======== Information provided ========
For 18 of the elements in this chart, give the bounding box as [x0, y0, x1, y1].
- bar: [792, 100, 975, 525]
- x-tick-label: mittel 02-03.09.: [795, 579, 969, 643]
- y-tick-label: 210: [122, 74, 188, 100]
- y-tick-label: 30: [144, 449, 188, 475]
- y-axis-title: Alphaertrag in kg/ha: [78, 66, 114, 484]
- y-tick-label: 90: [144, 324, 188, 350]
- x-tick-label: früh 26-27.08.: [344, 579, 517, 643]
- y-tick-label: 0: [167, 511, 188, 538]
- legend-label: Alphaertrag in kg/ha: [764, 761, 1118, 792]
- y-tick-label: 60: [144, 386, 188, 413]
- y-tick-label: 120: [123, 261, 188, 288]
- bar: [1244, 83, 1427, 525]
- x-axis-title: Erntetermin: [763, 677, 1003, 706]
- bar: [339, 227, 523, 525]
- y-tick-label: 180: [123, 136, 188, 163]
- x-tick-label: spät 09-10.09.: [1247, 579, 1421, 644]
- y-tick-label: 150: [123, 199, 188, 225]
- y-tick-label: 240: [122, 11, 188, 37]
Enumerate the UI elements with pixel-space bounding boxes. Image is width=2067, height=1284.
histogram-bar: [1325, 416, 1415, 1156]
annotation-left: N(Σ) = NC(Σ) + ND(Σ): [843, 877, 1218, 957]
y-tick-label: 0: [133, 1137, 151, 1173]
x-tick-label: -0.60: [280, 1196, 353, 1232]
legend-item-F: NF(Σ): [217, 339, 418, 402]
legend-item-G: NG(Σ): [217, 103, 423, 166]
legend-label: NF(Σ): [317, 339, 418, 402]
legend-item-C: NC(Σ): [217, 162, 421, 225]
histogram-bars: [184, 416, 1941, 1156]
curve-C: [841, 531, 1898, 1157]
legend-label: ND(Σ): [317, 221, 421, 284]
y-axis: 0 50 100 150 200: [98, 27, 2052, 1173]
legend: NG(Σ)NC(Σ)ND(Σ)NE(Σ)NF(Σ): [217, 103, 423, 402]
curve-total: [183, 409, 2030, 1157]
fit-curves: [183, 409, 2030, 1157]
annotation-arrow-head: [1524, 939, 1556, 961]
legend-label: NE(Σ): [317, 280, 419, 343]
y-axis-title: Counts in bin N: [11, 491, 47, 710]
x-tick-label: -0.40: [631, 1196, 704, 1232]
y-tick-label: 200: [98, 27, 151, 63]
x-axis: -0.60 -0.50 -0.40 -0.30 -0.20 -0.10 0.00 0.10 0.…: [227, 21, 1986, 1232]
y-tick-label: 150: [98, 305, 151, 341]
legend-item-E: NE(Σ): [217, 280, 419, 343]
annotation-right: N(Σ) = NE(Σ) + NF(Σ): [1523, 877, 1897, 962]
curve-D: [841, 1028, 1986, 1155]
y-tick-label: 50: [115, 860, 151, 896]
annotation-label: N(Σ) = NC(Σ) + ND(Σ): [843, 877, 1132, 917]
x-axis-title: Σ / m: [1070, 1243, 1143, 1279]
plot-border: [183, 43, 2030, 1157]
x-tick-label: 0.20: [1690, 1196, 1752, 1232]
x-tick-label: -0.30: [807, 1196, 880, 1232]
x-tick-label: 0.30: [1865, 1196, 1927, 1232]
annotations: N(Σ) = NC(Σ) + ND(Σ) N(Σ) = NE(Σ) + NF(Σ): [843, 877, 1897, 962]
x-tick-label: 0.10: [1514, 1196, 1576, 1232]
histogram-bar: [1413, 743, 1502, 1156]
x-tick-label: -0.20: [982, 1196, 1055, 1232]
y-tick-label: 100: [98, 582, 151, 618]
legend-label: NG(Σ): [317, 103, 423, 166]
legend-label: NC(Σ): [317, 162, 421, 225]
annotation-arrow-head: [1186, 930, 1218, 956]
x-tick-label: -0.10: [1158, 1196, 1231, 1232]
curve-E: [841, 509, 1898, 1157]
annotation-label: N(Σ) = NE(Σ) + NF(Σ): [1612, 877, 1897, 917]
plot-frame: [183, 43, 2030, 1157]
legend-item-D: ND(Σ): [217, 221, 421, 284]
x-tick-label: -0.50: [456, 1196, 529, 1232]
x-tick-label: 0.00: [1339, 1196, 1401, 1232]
========
Exercise instructions: Can you retype all of the material above line for line, keeping every character, bracket and number unchanged?

Solution to this exercise:
For 18 of the elements in this chart, give the bounding box as [x0, y0, x1, y1].
- bar: [792, 100, 975, 525]
- x-tick-label: mittel 02-03.09.: [795, 579, 969, 643]
- y-tick-label: 210: [122, 74, 188, 100]
- y-tick-label: 30: [144, 449, 188, 475]
- y-axis-title: Alphaertrag in kg/ha: [78, 66, 114, 484]
- y-tick-label: 90: [144, 324, 188, 350]
- x-tick-label: früh 26-27.08.: [344, 579, 517, 643]
- y-tick-label: 0: [167, 511, 188, 538]
- legend-label: Alphaertrag in kg/ha: [764, 761, 1118, 792]
- y-tick-label: 60: [144, 386, 188, 413]
- y-tick-label: 120: [123, 261, 188, 288]
- bar: [1244, 83, 1427, 525]
- x-axis-title: Erntetermin: [763, 677, 1003, 706]
- bar: [339, 227, 523, 525]
- y-tick-label: 180: [123, 136, 188, 163]
- x-tick-label: spät 09-10.09.: [1247, 579, 1421, 644]
- y-tick-label: 150: [123, 199, 188, 225]
- y-tick-label: 240: [122, 11, 188, 37]
Enumerate the UI elements with pixel-space bounding boxes. Image is width=2067, height=1284.
histogram-bar: [1325, 416, 1415, 1156]
annotation-left: N(Σ) = NC(Σ) + ND(Σ): [843, 877, 1218, 957]
y-tick-label: 0: [133, 1137, 151, 1173]
x-tick-label: -0.60: [280, 1196, 353, 1232]
legend-item-F: NF(Σ): [217, 339, 418, 402]
legend-item-G: NG(Σ): [217, 103, 423, 166]
legend-label: NF(Σ): [317, 339, 418, 402]
legend-item-C: NC(Σ): [217, 162, 421, 225]
histogram-bars: [184, 416, 1941, 1156]
curve-C: [841, 531, 1898, 1157]
legend-label: ND(Σ): [317, 221, 421, 284]
y-axis: 0 50 100 150 200: [98, 27, 2052, 1173]
legend: NG(Σ)NC(Σ)ND(Σ)NE(Σ)NF(Σ): [217, 103, 423, 402]
curve-total: [183, 409, 2030, 1157]
fit-curves: [183, 409, 2030, 1157]
annotation-arrow-head: [1524, 939, 1556, 961]
legend-label: NE(Σ): [317, 280, 419, 343]
y-axis-title: Counts in bin N: [11, 491, 47, 710]
x-tick-label: -0.40: [631, 1196, 704, 1232]
y-tick-label: 200: [98, 27, 151, 63]
x-axis: -0.60 -0.50 -0.40 -0.30 -0.20 -0.10 0.00 0.10 0.…: [227, 21, 1986, 1232]
y-tick-label: 150: [98, 305, 151, 341]
legend-item-E: NE(Σ): [217, 280, 419, 343]
annotation-right: N(Σ) = NE(Σ) + NF(Σ): [1523, 877, 1897, 962]
curve-D: [841, 1028, 1986, 1155]
y-tick-label: 50: [115, 860, 151, 896]
annotation-label: N(Σ) = NC(Σ) + ND(Σ): [843, 877, 1132, 917]
x-axis-title: Σ / m: [1070, 1243, 1143, 1279]
plot-border: [183, 43, 2030, 1157]
x-tick-label: 0.20: [1690, 1196, 1752, 1232]
x-tick-label: -0.30: [807, 1196, 880, 1232]
x-tick-label: 0.30: [1865, 1196, 1927, 1232]
annotations: N(Σ) = NC(Σ) + ND(Σ) N(Σ) = NE(Σ) + NF(Σ): [843, 877, 1897, 962]
x-tick-label: 0.10: [1514, 1196, 1576, 1232]
histogram-bar: [1413, 743, 1502, 1156]
x-tick-label: -0.20: [982, 1196, 1055, 1232]
y-tick-label: 100: [98, 582, 151, 618]
legend-label: NG(Σ): [317, 103, 423, 166]
legend-label: NC(Σ): [317, 162, 421, 225]
annotation-arrow-head: [1186, 930, 1218, 956]
x-tick-label: -0.10: [1158, 1196, 1231, 1232]
curve-E: [841, 509, 1898, 1157]
annotation-label: N(Σ) = NE(Σ) + NF(Σ): [1612, 877, 1897, 917]
plot-frame: [183, 43, 2030, 1157]
legend-item-D: ND(Σ): [217, 221, 421, 284]
x-tick-label: -0.50: [456, 1196, 529, 1232]
x-tick-label: 0.00: [1339, 1196, 1401, 1232]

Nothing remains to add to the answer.